* _WORK TO COMPLETE_
Give all of the lines again exactly as they read.

****************************************

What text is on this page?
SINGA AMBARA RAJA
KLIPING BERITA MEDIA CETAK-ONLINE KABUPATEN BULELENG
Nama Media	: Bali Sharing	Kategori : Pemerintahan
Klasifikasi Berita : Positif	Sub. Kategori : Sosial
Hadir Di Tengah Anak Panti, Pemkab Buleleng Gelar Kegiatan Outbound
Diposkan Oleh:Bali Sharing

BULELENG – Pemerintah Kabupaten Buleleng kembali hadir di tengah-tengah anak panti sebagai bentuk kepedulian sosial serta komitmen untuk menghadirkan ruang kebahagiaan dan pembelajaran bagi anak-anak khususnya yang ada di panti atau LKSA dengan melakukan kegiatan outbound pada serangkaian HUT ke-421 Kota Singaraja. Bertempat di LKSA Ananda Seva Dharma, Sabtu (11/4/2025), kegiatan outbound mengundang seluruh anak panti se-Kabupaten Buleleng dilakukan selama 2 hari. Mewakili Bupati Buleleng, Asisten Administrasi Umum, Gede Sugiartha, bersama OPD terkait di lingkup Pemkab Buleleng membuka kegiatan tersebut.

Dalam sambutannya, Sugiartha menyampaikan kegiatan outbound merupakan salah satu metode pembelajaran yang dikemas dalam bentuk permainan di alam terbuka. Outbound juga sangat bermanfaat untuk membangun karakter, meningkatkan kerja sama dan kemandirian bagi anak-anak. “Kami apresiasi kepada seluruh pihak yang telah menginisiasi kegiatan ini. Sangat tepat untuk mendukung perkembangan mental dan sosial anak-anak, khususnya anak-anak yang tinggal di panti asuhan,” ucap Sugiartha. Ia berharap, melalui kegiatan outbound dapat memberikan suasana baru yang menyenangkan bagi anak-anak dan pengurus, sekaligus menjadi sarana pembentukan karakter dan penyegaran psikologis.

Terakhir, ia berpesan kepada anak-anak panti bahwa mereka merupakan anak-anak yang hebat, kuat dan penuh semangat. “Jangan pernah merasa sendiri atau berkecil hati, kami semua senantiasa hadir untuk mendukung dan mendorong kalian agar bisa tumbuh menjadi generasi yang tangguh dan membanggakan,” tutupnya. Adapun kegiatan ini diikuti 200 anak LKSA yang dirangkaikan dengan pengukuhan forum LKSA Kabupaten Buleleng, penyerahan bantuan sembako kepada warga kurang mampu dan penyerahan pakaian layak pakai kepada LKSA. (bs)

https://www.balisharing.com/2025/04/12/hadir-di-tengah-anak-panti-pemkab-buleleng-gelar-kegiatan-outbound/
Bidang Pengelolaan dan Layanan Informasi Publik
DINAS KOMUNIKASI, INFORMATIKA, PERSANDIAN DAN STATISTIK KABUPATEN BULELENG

****************************************

* _RESPONSE TO THIS TASK_
What text is on this page?
SINGA AMBARA RAJA
KLIPING BERITA MEDIA CETAK-ONLINE KABUPATEN BULELENG
Nama Media	: Bali Sharing	Kategori : Pemerintahan
Klasifikasi Berita : Positif	Sub. Kategori : Sosial
Hadir Di Tengah Anak Panti, Pemkab Buleleng Gelar Kegiatan Outbound
Diposkan Oleh:Bali Sharing

BULELENG – Pemerintah Kabupaten Buleleng kembali hadir di tengah-tengah anak panti sebagai bentuk kepedulian sosial serta komitmen untuk menghadirkan ruang kebahagiaan dan pembelajaran bagi anak-anak khususnya yang ada di panti atau LKSA dengan melakukan kegiatan outbound pada serangkaian HUT ke-421 Kota Singaraja. Bertempat di LKSA Ananda Seva Dharma, Sabtu (11/4/2025), kegiatan outbound mengundang seluruh anak panti se-Kabupaten Buleleng dilakukan selama 2 hari. Mewakili Bupati Buleleng, Asisten Administrasi Umum, Gede Sugiartha, bersama OPD terkait di lingkup Pemkab Buleleng membuka kegiatan tersebut.

Dalam sambutannya, Sugiartha menyampaikan kegiatan outbound merupakan salah satu metode pembelajaran yang dikemas dalam bentuk permainan di alam terbuka. Outbound juga sangat bermanfaat untuk membangun karakter, meningkatkan kerja sama dan kemandirian bagi anak-anak. “Kami apresiasi kepada seluruh pihak yang telah menginisiasi kegiatan ini. Sangat tepat untuk mendukung perkembangan mental dan sosial anak-anak, khususnya anak-anak yang tinggal di panti asuhan,” ucap Sugiartha. Ia berharap, melalui kegiatan outbound dapat memberikan suasana baru yang menyenangkan bagi anak-anak dan pengurus, sekaligus menjadi sarana pembentukan karakter dan penyegaran psikologis.

Terakhir, ia berpesan kepada anak-anak panti bahwa mereka merupakan anak-anak yang hebat, kuat dan penuh semangat. “Jangan pernah merasa sendiri atau berkecil hati, kami semua senantiasa hadir untuk mendukung dan mendorong kalian agar bisa tumbuh menjadi generasi yang tangguh dan membanggakan,” tutupnya. Adapun kegiatan ini diikuti 200 anak LKSA yang dirangkaikan dengan pengukuhan forum LKSA Kabupaten Buleleng, penyerahan bantuan sembako kepada warga kurang mampu dan penyerahan pakaian layak pakai kepada LKSA. (bs)

https://www.balisharing.com/2025/04/12/hadir-di-tengah-anak-panti-pemkab-buleleng-gelar-kegiatan-outbound/
Bidang Pengelolaan dan Layanan Informasi Publik
DINAS KOMUNIKASI, INFORMATIKA, PERSANDIAN DAN STATISTIK KABUPATEN BULELENG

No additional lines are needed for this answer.